-- Begin Input rows --
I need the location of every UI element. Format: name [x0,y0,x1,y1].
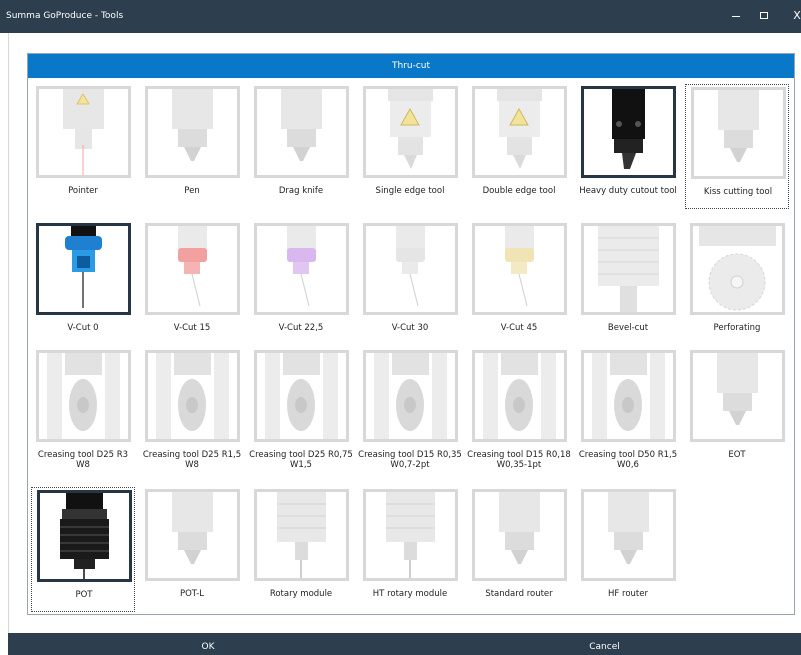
tool-tile[interactable]: Double edge tool [467,84,571,209]
tool-label: Creasing tool D25 R1,5 W8 [142,450,242,470]
tool-tile[interactable]: EOT [685,348,789,473]
tool-label: Double edge tool [482,186,556,196]
pot-l-icon [145,489,240,581]
thru-cut-panel: Thru-cut Pointer Pen Drag knife Single edge… [27,53,795,615]
tool-label: Rotary module [269,589,333,599]
tool-label: Creasing tool D15 R0,35 W0,7-2pt [358,450,462,470]
tool-tile[interactable]: Creasing tool D25 R1,5 W8 [140,348,244,473]
creasing-tool-icon [145,350,240,442]
pen-icon [145,86,240,178]
v-cut-15-icon [145,223,240,315]
tool-tile[interactable]: Creasing tool D15 R0,18 W0,35-1pt [467,348,571,473]
tool-tile[interactable]: V-Cut 15 [140,221,244,346]
tool-label: Pointer [68,186,98,196]
tool-tile[interactable]: Pen [140,84,244,209]
tool-label: EOT [728,450,746,460]
tool-label: Pen [184,186,200,196]
perforating-icon [690,223,785,315]
creasing-tool-icon [472,350,567,442]
maximize-icon [760,12,768,19]
tool-label: Perforating [713,323,761,333]
tool-label: POT [75,590,93,600]
creasing-tool-icon [36,350,131,442]
tool-tile[interactable]: Bevel-cut [576,221,680,346]
pot-icon [37,490,132,582]
tool-label: POT-L [179,589,205,599]
tool-tile[interactable]: Creasing tool D50 R1,5 W0,6 [576,348,680,473]
eot-icon [690,350,785,442]
tool-tile[interactable]: POT-L [140,487,244,612]
tool-tile[interactable]: Creasing tool D25 R3 W8 [31,348,135,473]
tool-tile[interactable]: Creasing tool D25 R0,75 W1,5 [249,348,353,473]
tool-tile[interactable]: Single edge tool [358,84,462,209]
creasing-tool-icon [363,350,458,442]
tool-tile[interactable]: Heavy duty cutout tool [576,84,680,209]
tool-label: Standard router [485,589,553,599]
rotary-module-icon [254,489,349,581]
tool-label: HF router [608,589,648,599]
panel-header: Thru-cut [28,54,794,78]
bevel-cut-icon [581,223,676,315]
tool-tile[interactable]: Rotary module [249,487,353,612]
tool-tile[interactable]: POT [31,487,135,612]
window-title: Summa GoProduce - Tools [6,11,124,21]
ht-rotary-module-icon [363,489,458,581]
hf-router-icon [581,489,676,581]
tool-label: V-Cut 0 [67,323,99,333]
close-button[interactable]: X [789,8,801,24]
tool-label: V-Cut 30 [391,323,429,333]
tool-label: HT rotary module [372,589,448,599]
tool-tile[interactable]: Pointer [31,84,135,209]
tool-label: V-Cut 22,5 [278,323,324,333]
tool-tile[interactable]: Standard router [467,487,571,612]
kiss-cutting-tool-icon [691,87,786,179]
tool-label: Creasing tool D25 R3 W8 [37,450,129,470]
tool-label: Kiss cutting tool [703,187,773,197]
v-cut-0-icon [36,223,131,315]
v-cut-45-icon [472,223,567,315]
tool-tile[interactable]: V-Cut 30 [358,221,462,346]
tool-tile[interactable]: V-Cut 22,5 [249,221,353,346]
tool-label: Creasing tool D15 R0,18 W0,35-1pt [467,450,571,470]
tool-label: Heavy duty cutout tool [579,186,677,196]
tool-label: Creasing tool D50 R1,5 W0,6 [578,450,678,470]
tool-label: V-Cut 45 [500,323,538,333]
tool-tile[interactable]: V-Cut 45 [467,221,571,346]
tool-tile[interactable]: V-Cut 0 [31,221,135,346]
tool-tile[interactable]: Kiss cutting tool [685,84,789,209]
tool-grid: Pointer Pen Drag knife Single edge tool Doub… [31,84,791,612]
tool-tile[interactable]: HF router [576,487,680,612]
ok-button[interactable]: OK [8,633,408,655]
single-edge-tool-icon [363,86,458,178]
tool-tile[interactable]: Drag knife [249,84,353,209]
pointer-icon [36,86,131,178]
tool-label: Single edge tool [375,186,445,196]
cancel-button[interactable]: Cancel [408,633,801,655]
tool-tile[interactable]: Perforating [685,221,789,346]
tool-label: V-Cut 15 [173,323,211,333]
tool-tile[interactable]: HT rotary module [358,487,462,612]
tool-label: Creasing tool D25 R0,75 W1,5 [249,450,353,470]
button-bar: OK Cancel [8,633,801,655]
maximize-button[interactable] [756,8,772,24]
heavy-duty-cutout-tool-icon [581,86,676,178]
double-edge-tool-icon [472,86,567,178]
tool-tile[interactable]: Creasing tool D15 R0,35 W0,7-2pt [358,348,462,473]
creasing-tool-icon [254,350,349,442]
minimize-button[interactable] [728,8,744,24]
v-cut-22-5-icon [254,223,349,315]
minimize-icon [732,16,740,17]
title-bar: Summa GoProduce - Tools X [0,0,801,33]
drag-knife-icon [254,86,349,178]
standard-router-icon [472,489,567,581]
tool-label: Drag knife [278,186,324,196]
tool-label: Bevel-cut [607,323,649,333]
creasing-tool-icon [581,350,676,442]
v-cut-30-icon [363,223,458,315]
-- End Input rows --
● Set exercise
Copy the rows from the line with "tool-tile[interactable]: Double edge" to the line with "creasing-tool-icon [363,350,458,442]", swapping "Bevel-cut" for "Bevel cut" and leaving everything else untouched.

● Solution to this task
tool-tile[interactable]: Double edge tool [467,84,571,209]
tool-label: Creasing tool D25 R1,5 W8 [142,450,242,470]
tool-tile[interactable]: EOT [685,348,789,473]
tool-label: Double edge tool [482,186,556,196]
pot-l-icon [145,489,240,581]
thru-cut-panel: Thru-cut Pointer Pen Drag knife Single edge… [27,53,795,615]
tool-label: Rotary module [269,589,333,599]
tool-label: Creasing tool D15 R0,35 W0,7-2pt [358,450,462,470]
tool-tile[interactable]: Creasing tool D25 R1,5 W8 [140,348,244,473]
creasing-tool-icon [145,350,240,442]
pen-icon [145,86,240,178]
v-cut-15-icon [145,223,240,315]
tool-tile[interactable]: Creasing tool D15 R0,18 W0,35-1pt [467,348,571,473]
tool-tile[interactable]: V-Cut 15 [140,221,244,346]
tool-label: Pointer [68,186,98,196]
tool-tile[interactable]: Pen [140,84,244,209]
tool-label: EOT [728,450,746,460]
tool-label: Pen [184,186,200,196]
perforating-icon [690,223,785,315]
creasing-tool-icon [472,350,567,442]
maximize-icon [760,12,768,19]
tool-label: Perforating [713,323,761,333]
tool-label: POT [75,590,93,600]
creasing-tool-icon [36,350,131,442]
tool-tile[interactable]: Bevel cut [576,221,680,346]
pot-icon [37,490,132,582]
tool-label: POT-L [179,589,205,599]
tool-tile[interactable]: Creasing tool D50 R1,5 W0,6 [576,348,680,473]
eot-icon [690,350,785,442]
tool-tile[interactable]: POT-L [140,487,244,612]
tool-tile[interactable]: Creasing tool D25 R3 W8 [31,348,135,473]
tool-tile[interactable]: Creasing tool D25 R0,75 W1,5 [249,348,353,473]
tool-tile[interactable]: Single edge tool [358,84,462,209]
creasing-tool-icon [363,350,458,442]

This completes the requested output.